━━ Available records ━━

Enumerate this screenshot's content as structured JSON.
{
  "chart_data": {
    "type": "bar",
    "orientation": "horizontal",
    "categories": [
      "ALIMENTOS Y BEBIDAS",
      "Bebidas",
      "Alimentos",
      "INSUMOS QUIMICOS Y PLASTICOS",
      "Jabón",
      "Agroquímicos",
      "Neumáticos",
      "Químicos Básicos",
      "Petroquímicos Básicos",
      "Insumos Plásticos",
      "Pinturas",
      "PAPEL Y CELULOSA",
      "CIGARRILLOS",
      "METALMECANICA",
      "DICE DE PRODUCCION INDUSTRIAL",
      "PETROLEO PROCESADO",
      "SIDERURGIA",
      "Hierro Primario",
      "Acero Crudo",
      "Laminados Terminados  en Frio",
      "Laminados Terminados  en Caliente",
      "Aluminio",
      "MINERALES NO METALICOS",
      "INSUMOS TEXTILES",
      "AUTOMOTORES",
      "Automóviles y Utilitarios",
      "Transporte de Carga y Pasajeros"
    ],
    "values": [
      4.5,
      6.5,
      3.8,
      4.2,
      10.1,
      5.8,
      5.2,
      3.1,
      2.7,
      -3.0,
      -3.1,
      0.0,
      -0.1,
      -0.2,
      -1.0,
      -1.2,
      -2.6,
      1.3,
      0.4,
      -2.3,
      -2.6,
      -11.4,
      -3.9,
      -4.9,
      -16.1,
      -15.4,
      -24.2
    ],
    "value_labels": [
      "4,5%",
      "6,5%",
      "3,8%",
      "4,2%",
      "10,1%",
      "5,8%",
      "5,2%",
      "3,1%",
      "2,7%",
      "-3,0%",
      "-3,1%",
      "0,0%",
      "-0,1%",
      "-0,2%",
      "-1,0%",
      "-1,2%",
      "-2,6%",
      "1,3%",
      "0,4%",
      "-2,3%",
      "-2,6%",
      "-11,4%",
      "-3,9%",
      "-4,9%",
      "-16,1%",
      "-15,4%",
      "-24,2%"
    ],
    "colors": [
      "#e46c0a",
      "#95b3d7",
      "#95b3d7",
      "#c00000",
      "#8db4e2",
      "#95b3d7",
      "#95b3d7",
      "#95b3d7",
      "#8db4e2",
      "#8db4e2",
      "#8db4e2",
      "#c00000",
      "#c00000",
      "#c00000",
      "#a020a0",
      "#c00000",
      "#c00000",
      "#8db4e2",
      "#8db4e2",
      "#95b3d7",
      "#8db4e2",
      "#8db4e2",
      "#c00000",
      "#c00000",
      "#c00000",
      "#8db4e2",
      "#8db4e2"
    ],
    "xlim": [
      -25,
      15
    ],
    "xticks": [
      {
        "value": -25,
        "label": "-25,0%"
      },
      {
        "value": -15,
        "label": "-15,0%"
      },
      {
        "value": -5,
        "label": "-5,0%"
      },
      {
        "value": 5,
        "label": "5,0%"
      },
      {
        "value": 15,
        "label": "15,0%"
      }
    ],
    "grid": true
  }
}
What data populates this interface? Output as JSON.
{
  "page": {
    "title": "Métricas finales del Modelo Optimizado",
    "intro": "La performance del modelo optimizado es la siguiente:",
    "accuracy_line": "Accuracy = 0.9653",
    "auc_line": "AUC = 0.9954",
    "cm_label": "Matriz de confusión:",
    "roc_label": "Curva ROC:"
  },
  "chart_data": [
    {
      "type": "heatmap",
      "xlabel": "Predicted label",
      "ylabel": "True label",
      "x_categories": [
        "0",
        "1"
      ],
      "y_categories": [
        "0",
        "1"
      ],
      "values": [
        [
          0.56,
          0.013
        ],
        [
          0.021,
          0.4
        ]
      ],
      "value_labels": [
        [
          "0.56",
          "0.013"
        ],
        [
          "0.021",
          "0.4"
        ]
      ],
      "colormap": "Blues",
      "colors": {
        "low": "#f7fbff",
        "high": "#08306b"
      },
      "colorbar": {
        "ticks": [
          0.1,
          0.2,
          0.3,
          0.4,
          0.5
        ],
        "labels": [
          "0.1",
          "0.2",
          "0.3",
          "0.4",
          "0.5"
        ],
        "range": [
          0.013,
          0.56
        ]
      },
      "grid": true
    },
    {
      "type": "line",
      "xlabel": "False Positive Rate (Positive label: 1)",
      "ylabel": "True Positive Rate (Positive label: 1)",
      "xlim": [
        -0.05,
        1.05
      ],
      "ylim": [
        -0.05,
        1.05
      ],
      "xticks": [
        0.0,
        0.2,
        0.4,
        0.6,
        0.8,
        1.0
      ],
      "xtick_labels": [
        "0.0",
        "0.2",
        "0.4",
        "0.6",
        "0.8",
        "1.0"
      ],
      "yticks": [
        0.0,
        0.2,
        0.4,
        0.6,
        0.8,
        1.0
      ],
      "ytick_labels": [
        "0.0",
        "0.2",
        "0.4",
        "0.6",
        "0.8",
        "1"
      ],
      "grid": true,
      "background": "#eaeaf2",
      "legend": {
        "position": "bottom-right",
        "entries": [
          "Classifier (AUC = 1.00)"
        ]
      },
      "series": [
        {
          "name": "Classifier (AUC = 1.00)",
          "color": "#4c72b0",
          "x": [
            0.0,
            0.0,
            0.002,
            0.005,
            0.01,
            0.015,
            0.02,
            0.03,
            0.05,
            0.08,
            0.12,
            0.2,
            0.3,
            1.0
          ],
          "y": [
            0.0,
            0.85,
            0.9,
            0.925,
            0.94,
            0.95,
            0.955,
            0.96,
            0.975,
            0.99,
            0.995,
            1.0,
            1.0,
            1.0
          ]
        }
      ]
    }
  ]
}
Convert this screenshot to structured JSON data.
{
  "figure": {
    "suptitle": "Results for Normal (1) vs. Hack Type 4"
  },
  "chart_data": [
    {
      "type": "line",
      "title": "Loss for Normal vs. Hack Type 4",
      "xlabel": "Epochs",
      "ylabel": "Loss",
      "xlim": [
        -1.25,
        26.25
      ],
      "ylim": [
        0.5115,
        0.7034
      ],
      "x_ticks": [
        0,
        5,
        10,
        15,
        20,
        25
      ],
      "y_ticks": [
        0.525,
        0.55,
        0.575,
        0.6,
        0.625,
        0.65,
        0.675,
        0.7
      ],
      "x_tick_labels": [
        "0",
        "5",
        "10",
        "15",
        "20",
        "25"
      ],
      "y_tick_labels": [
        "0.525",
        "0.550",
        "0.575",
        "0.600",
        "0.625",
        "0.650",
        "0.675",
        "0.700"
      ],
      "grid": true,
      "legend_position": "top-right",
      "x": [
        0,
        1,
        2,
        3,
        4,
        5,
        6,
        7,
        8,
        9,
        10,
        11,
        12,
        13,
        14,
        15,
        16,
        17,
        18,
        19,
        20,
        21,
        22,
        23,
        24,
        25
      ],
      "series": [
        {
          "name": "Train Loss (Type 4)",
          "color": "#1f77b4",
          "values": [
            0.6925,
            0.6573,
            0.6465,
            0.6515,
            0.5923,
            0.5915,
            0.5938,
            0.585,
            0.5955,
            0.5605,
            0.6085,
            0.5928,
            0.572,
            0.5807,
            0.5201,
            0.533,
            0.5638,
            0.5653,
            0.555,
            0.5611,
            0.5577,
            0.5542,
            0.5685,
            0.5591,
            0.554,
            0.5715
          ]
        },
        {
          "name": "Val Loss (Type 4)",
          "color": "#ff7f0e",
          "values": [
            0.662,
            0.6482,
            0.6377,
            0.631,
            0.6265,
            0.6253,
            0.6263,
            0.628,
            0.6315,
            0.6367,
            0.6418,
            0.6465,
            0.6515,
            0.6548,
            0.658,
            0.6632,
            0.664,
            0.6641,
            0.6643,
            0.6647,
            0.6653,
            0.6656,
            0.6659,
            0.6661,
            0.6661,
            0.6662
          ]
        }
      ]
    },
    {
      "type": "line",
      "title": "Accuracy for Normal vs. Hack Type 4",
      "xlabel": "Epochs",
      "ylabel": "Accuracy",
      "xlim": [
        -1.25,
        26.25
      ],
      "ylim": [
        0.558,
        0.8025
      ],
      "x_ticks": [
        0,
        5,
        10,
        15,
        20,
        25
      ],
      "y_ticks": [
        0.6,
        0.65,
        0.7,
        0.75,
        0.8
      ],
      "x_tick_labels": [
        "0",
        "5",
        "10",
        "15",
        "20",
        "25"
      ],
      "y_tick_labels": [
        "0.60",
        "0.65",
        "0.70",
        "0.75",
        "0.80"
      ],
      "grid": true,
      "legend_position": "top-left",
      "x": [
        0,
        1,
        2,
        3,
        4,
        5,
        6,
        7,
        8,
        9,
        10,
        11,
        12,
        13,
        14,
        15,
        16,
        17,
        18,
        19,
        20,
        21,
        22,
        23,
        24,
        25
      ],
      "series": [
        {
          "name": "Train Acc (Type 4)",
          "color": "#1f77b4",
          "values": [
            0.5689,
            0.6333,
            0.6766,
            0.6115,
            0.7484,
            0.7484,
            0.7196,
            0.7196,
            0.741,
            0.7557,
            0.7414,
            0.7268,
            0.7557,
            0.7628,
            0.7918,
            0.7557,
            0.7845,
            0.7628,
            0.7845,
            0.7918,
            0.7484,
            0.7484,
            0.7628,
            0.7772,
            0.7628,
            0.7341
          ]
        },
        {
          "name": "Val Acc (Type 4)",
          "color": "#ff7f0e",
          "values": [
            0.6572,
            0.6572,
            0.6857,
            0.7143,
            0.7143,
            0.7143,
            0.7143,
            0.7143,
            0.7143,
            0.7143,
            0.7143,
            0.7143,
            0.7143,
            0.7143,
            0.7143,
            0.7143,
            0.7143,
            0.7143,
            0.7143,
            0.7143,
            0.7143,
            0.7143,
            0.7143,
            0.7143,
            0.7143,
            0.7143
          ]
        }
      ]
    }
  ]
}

━━━

Problem description: Give the number of lines in the listing above that hold the string "right", with nothing else.

Solution: 2